● Direction: Return the entries verbatim and drop every picture.

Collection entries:
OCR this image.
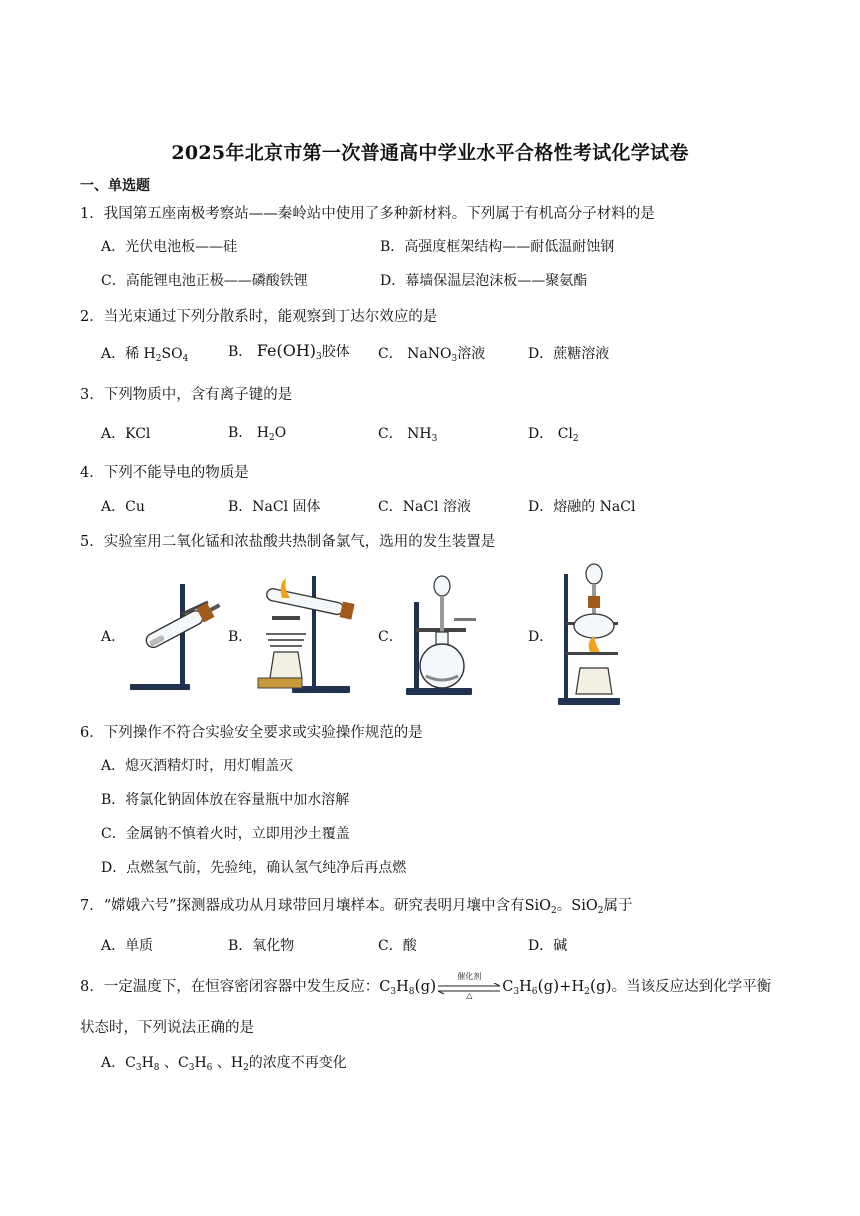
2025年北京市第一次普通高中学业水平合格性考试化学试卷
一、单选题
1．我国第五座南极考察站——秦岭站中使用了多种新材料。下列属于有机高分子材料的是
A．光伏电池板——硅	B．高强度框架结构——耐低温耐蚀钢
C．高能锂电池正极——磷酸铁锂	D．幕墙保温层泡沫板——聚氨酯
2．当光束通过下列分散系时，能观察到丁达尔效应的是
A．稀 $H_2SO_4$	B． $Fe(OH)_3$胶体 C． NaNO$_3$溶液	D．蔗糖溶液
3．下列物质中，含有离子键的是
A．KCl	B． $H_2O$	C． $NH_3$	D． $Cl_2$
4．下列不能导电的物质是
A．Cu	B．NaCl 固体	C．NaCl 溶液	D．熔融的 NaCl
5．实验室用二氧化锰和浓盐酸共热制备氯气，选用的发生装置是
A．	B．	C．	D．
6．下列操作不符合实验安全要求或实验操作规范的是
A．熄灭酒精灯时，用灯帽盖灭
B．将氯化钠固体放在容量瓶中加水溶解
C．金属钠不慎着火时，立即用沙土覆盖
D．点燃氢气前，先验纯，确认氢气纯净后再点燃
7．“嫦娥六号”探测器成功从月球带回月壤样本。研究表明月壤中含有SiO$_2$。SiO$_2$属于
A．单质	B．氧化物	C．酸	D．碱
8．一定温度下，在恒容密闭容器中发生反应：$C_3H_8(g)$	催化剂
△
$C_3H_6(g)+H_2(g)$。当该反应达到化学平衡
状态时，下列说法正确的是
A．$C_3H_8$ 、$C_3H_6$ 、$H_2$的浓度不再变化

● Full solution:
OCR this image.
2025年北京市第一次普通高中学业水平合格性考试化学试卷
一、单选题
1．我国第五座南极考察站——秦岭站中使用了多种新材料。下列属于有机高分子材料的是
A．光伏电池板——硅	B．高强度框架结构——耐低温耐蚀钢
C．高能锂电池正极——磷酸铁锂	D．幕墙保温层泡沫板——聚氨酯
2．当光束通过下列分散系时，能观察到丁达尔效应的是
A．稀 $H_2SO_4$	B． $Fe(OH)_3$胶体 C． NaNO$_3$溶液	D．蔗糖溶液
3．下列物质中，含有离子键的是
A．KCl	B． $H_2O$	C． $NH_3$	D． $Cl_2$
4．下列不能导电的物质是
A．Cu	B．NaCl 固体	C．NaCl 溶液	D．熔融的 NaCl
5．实验室用二氧化锰和浓盐酸共热制备氯气，选用的发生装置是
A．	B．	C．	D．
6．下列操作不符合实验安全要求或实验操作规范的是
A．熄灭酒精灯时，用灯帽盖灭
B．将氯化钠固体放在容量瓶中加水溶解
C．金属钠不慎着火时，立即用沙土覆盖
D．点燃氢气前，先验纯，确认氢气纯净后再点燃
7．“嫦娥六号”探测器成功从月球带回月壤样本。研究表明月壤中含有SiO$_2$。SiO$_2$属于
A．单质	B．氧化物	C．酸	D．碱
8．一定温度下，在恒容密闭容器中发生反应：$C_3H_8(g)$	催化剂
△
$C_3H_6(g)+H_2(g)$。当该反应达到化学平衡
状态时，下列说法正确的是
A．$C_3H_8$ 、$C_3H_6$ 、$H_2$的浓度不再变化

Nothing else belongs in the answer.